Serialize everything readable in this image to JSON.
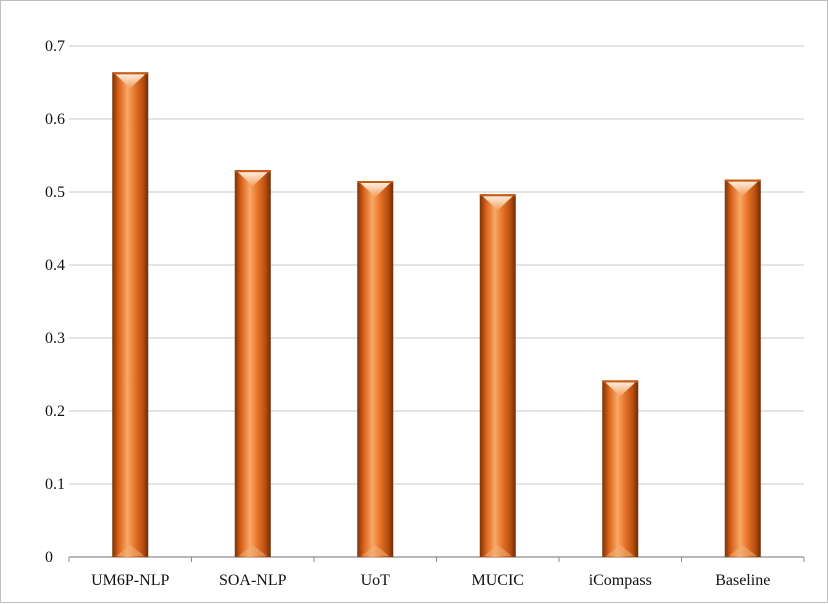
{
  "chart_data": {
    "type": "bar",
    "title": "",
    "xlabel": "",
    "ylabel": "",
    "categories": [
      "UM6P-NLP",
      "SOA-NLP",
      "UoT",
      "MUCIC",
      "iCompass",
      "Baseline"
    ],
    "values": [
      0.664,
      0.53,
      0.515,
      0.497,
      0.242,
      0.517
    ],
    "ylim": [
      0,
      0.7
    ],
    "yticks": [
      "0",
      "0.1",
      "0.2",
      "0.3",
      "0.4",
      "0.5",
      "0.6",
      "0.7"
    ],
    "grid": true,
    "legend": "none",
    "colors": {
      "bar_light": "#f6a15a",
      "bar_mid": "#e0691a",
      "bar_dark": "#8a3a08",
      "grid": "#c8c8c8",
      "axis": "#8c8c8c"
    }
  }
}
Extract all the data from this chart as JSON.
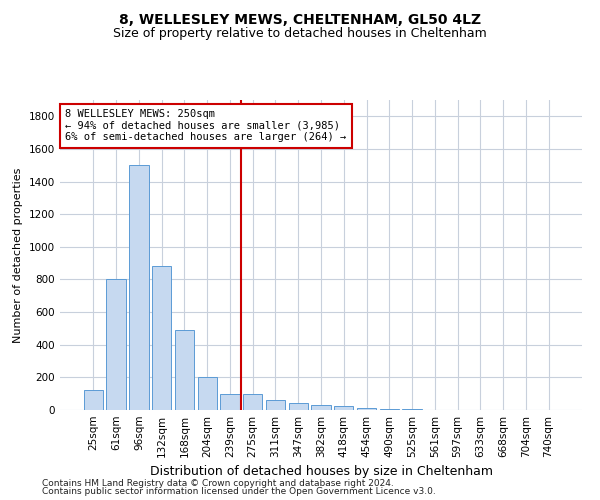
{
  "title1": "8, WELLESLEY MEWS, CHELTENHAM, GL50 4LZ",
  "title2": "Size of property relative to detached houses in Cheltenham",
  "xlabel": "Distribution of detached houses by size in Cheltenham",
  "ylabel": "Number of detached properties",
  "categories": [
    "25sqm",
    "61sqm",
    "96sqm",
    "132sqm",
    "168sqm",
    "204sqm",
    "239sqm",
    "275sqm",
    "311sqm",
    "347sqm",
    "382sqm",
    "418sqm",
    "454sqm",
    "490sqm",
    "525sqm",
    "561sqm",
    "597sqm",
    "633sqm",
    "668sqm",
    "704sqm",
    "740sqm"
  ],
  "values": [
    120,
    800,
    1500,
    880,
    490,
    200,
    100,
    100,
    60,
    40,
    30,
    25,
    15,
    5,
    5,
    3,
    2,
    1,
    1,
    1,
    0
  ],
  "bar_color": "#c6d9f0",
  "bar_edge_color": "#5b9bd5",
  "vline_color": "#cc0000",
  "vline_index": 7,
  "annotation_line1": "8 WELLESLEY MEWS: 250sqm",
  "annotation_line2": "← 94% of detached houses are smaller (3,985)",
  "annotation_line3": "6% of semi-detached houses are larger (264) →",
  "annotation_box_facecolor": "#ffffff",
  "annotation_box_edgecolor": "#cc0000",
  "ylim": [
    0,
    1900
  ],
  "yticks": [
    0,
    200,
    400,
    600,
    800,
    1000,
    1200,
    1400,
    1600,
    1800
  ],
  "footer1": "Contains HM Land Registry data © Crown copyright and database right 2024.",
  "footer2": "Contains public sector information licensed under the Open Government Licence v3.0.",
  "bg_color": "#ffffff",
  "grid_color": "#c8d0dc",
  "title1_fontsize": 10,
  "title2_fontsize": 9,
  "ylabel_fontsize": 8,
  "xlabel_fontsize": 9,
  "tick_fontsize": 7.5,
  "annot_fontsize": 7.5,
  "footer_fontsize": 6.5
}
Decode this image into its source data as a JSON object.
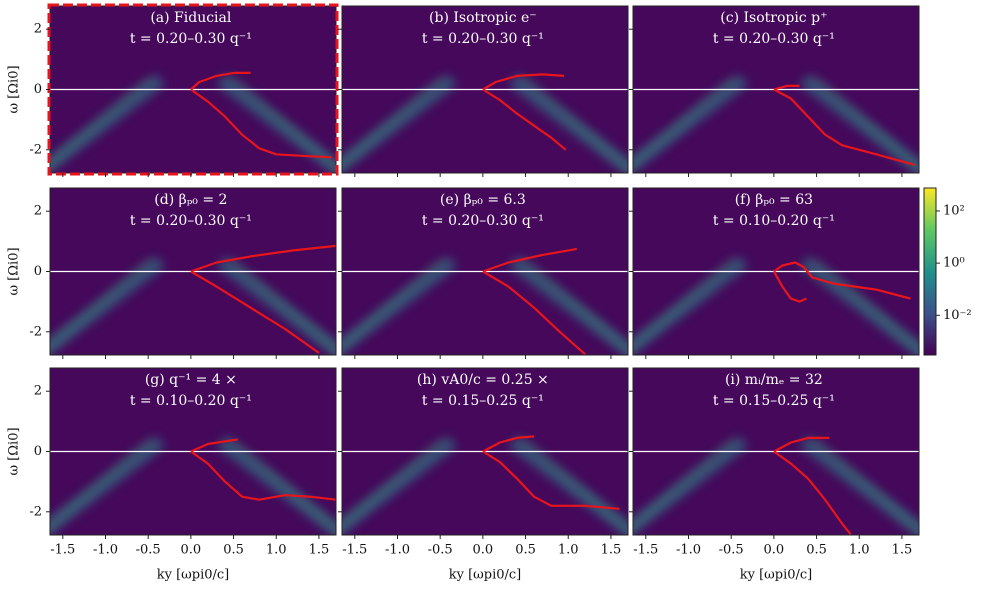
{
  "axes": {
    "xlim": [
      -1.65,
      1.7
    ],
    "ylim": [
      -2.77,
      2.77
    ],
    "xticks": [
      -1.5,
      -1.0,
      -0.5,
      0.0,
      0.5,
      1.0,
      1.5
    ],
    "yticks": [
      -2,
      0,
      2
    ],
    "xlabel": "ky [ωpi0/c]",
    "ylabel": "ω [Ωi0]",
    "colorbar": {
      "scale": "log",
      "zlim": [
        0.0003,
        760
      ],
      "colormap": "viridis",
      "ticks": [
        {
          "value": 0.01,
          "label": "10⁻²"
        },
        {
          "value": 1,
          "label": "10⁰"
        },
        {
          "value": 100,
          "label": "10²"
        }
      ]
    }
  },
  "chart_data": [
    {
      "type": "line",
      "title": "(a) Fiducial",
      "subtitle": "t = 0.20–0.30 q⁻¹",
      "highlight": true,
      "zero_line": 0,
      "zero_line_color": "#ffffff",
      "series": [
        {
          "color": "#e8141c",
          "x": [
            0,
            0.1,
            0.3,
            0.5,
            0.7
          ],
          "y": [
            0,
            0.25,
            0.45,
            0.55,
            0.55
          ]
        },
        {
          "color": "#e8141c",
          "x": [
            0,
            0.2,
            0.4,
            0.6,
            0.8,
            1.0,
            1.3,
            1.65
          ],
          "y": [
            0,
            -0.4,
            -0.9,
            -1.5,
            -1.95,
            -2.15,
            -2.2,
            -2.25
          ]
        }
      ]
    },
    {
      "type": "line",
      "title": "(b) Isotropic e⁻",
      "subtitle": "t = 0.20–0.30 q⁻¹",
      "zero_line": 0,
      "zero_line_color": "#ffffff",
      "series": [
        {
          "color": "#e8141c",
          "x": [
            0,
            0.15,
            0.4,
            0.7,
            0.95
          ],
          "y": [
            0,
            0.25,
            0.45,
            0.5,
            0.45
          ]
        },
        {
          "color": "#e8141c",
          "x": [
            0,
            0.2,
            0.4,
            0.6,
            0.8,
            0.97
          ],
          "y": [
            0,
            -0.35,
            -0.8,
            -1.2,
            -1.6,
            -2.0
          ]
        }
      ]
    },
    {
      "type": "line",
      "title": "(c) Isotropic p⁺",
      "subtitle": "t = 0.20–0.30 q⁻¹",
      "zero_line": 0,
      "zero_line_color": "#ffffff",
      "series": [
        {
          "color": "#e8141c",
          "x": [
            0,
            0.15,
            0.3
          ],
          "y": [
            0,
            0.12,
            0.12
          ]
        },
        {
          "color": "#e8141c",
          "x": [
            0,
            0.2,
            0.4,
            0.6,
            0.8,
            1.2,
            1.65
          ],
          "y": [
            0,
            -0.3,
            -0.9,
            -1.5,
            -1.85,
            -2.15,
            -2.5
          ]
        }
      ]
    },
    {
      "type": "line",
      "title": "(d) βₚ₀ = 2",
      "subtitle": "t = 0.20–0.30 q⁻¹",
      "zero_line": 0,
      "zero_line_color": "#ffffff",
      "series": [
        {
          "color": "#e8141c",
          "x": [
            0,
            0.3,
            0.7,
            1.2,
            1.7
          ],
          "y": [
            0,
            0.3,
            0.5,
            0.7,
            0.85
          ]
        },
        {
          "color": "#e8141c",
          "x": [
            0,
            0.3,
            0.7,
            1.1,
            1.5
          ],
          "y": [
            0,
            -0.5,
            -1.2,
            -1.9,
            -2.7
          ]
        }
      ]
    },
    {
      "type": "line",
      "title": "(e) βₚ₀ = 6.3",
      "subtitle": "t = 0.20–0.30 q⁻¹",
      "zero_line": 0,
      "zero_line_color": "#ffffff",
      "series": [
        {
          "color": "#e8141c",
          "x": [
            0,
            0.3,
            0.7,
            1.1
          ],
          "y": [
            0,
            0.3,
            0.55,
            0.75
          ]
        },
        {
          "color": "#e8141c",
          "x": [
            0,
            0.3,
            0.6,
            0.9,
            1.2
          ],
          "y": [
            0,
            -0.5,
            -1.2,
            -2.0,
            -2.75
          ]
        }
      ]
    },
    {
      "type": "line",
      "title": "(f) βₚ₀ = 63",
      "subtitle": "t = 0.10–0.20 q⁻¹",
      "zero_line": 0,
      "zero_line_color": "#ffffff",
      "series": [
        {
          "color": "#e8141c",
          "x": [
            0,
            0.1,
            0.25,
            0.35,
            0.45,
            0.7,
            1.2,
            1.6
          ],
          "y": [
            0,
            0.2,
            0.3,
            0.15,
            -0.2,
            -0.4,
            -0.6,
            -0.9
          ]
        },
        {
          "color": "#e8141c",
          "x": [
            0,
            0.1,
            0.2,
            0.3,
            0.38
          ],
          "y": [
            0,
            -0.5,
            -0.9,
            -1.0,
            -0.9
          ]
        }
      ]
    },
    {
      "type": "line",
      "title": "(g) q⁻¹ = 4 ×",
      "subtitle": "t = 0.10–0.20 q⁻¹",
      "zero_line": 0,
      "zero_line_color": "#ffffff",
      "series": [
        {
          "color": "#e8141c",
          "x": [
            0,
            0.2,
            0.55
          ],
          "y": [
            0,
            0.25,
            0.4
          ]
        },
        {
          "color": "#e8141c",
          "x": [
            0,
            0.2,
            0.4,
            0.6,
            0.8,
            1.1,
            1.4,
            1.7
          ],
          "y": [
            0,
            -0.4,
            -1.0,
            -1.5,
            -1.6,
            -1.45,
            -1.5,
            -1.6
          ]
        }
      ]
    },
    {
      "type": "line",
      "title": "(h) vA0/c = 0.25 ×",
      "subtitle": "t = 0.15–0.25 q⁻¹",
      "zero_line": 0,
      "zero_line_color": "#ffffff",
      "series": [
        {
          "color": "#e8141c",
          "x": [
            0,
            0.2,
            0.4,
            0.6
          ],
          "y": [
            0,
            0.3,
            0.45,
            0.5
          ]
        },
        {
          "color": "#e8141c",
          "x": [
            0,
            0.2,
            0.4,
            0.6,
            0.8,
            1.2,
            1.6
          ],
          "y": [
            0,
            -0.35,
            -0.9,
            -1.5,
            -1.8,
            -1.8,
            -1.9
          ]
        }
      ]
    },
    {
      "type": "line",
      "title": "(i) mᵢ/mₑ = 32",
      "subtitle": "t = 0.15–0.25 q⁻¹",
      "zero_line": 0,
      "zero_line_color": "#ffffff",
      "series": [
        {
          "color": "#e8141c",
          "x": [
            0,
            0.2,
            0.4,
            0.65
          ],
          "y": [
            0,
            0.3,
            0.45,
            0.45
          ]
        },
        {
          "color": "#e8141c",
          "x": [
            0,
            0.2,
            0.4,
            0.6,
            0.8,
            0.9
          ],
          "y": [
            0,
            -0.4,
            -0.9,
            -1.6,
            -2.4,
            -2.75
          ]
        }
      ]
    }
  ]
}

_ _ _

Return each line that includes "this".

Serialize everything readable in this image to JSON.
Extract all the data from this chart as JSON.
Decode this image into its source data as a JSON object.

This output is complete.